> **Your instructions**: Search the records below for the word "image". Pull out each line that has it.

begin Dataset excerpts

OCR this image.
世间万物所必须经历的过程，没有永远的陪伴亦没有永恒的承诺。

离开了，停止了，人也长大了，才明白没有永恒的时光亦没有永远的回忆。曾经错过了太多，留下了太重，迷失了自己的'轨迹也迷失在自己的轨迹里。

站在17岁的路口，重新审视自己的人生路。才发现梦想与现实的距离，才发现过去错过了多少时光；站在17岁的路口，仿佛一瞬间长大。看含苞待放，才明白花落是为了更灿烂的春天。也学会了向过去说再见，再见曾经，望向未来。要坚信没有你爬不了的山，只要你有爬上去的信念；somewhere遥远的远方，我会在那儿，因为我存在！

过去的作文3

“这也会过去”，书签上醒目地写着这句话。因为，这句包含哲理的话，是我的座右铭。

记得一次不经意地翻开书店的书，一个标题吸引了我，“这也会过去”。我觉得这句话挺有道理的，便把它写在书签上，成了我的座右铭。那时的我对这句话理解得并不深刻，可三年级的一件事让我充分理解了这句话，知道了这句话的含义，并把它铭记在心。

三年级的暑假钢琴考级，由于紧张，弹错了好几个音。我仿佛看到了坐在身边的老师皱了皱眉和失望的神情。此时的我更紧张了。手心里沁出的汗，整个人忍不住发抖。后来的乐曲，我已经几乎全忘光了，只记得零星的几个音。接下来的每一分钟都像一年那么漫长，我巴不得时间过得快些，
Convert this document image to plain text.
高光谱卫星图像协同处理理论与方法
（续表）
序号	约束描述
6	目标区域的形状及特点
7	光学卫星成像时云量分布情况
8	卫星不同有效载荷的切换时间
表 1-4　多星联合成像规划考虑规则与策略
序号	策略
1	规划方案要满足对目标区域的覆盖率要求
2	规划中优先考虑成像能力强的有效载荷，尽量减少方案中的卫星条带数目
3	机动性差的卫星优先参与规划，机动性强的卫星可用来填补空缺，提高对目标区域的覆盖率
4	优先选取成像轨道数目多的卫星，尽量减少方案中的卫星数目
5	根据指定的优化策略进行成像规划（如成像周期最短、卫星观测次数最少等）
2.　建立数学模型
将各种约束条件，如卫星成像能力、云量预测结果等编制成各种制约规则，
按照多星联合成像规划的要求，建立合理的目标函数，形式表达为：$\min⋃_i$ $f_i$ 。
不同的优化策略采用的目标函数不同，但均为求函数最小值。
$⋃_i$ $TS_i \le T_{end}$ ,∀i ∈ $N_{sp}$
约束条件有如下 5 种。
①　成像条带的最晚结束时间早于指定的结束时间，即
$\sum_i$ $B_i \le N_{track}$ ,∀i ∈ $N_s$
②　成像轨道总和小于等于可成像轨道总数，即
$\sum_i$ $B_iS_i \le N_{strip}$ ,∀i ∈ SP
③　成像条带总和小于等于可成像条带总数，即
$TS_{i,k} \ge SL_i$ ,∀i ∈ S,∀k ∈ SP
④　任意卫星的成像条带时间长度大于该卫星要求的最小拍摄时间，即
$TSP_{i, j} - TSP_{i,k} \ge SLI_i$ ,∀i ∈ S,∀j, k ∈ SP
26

end Dataset excerpts

> **The completed task**:
OCR this image.
Convert this document image to plain text.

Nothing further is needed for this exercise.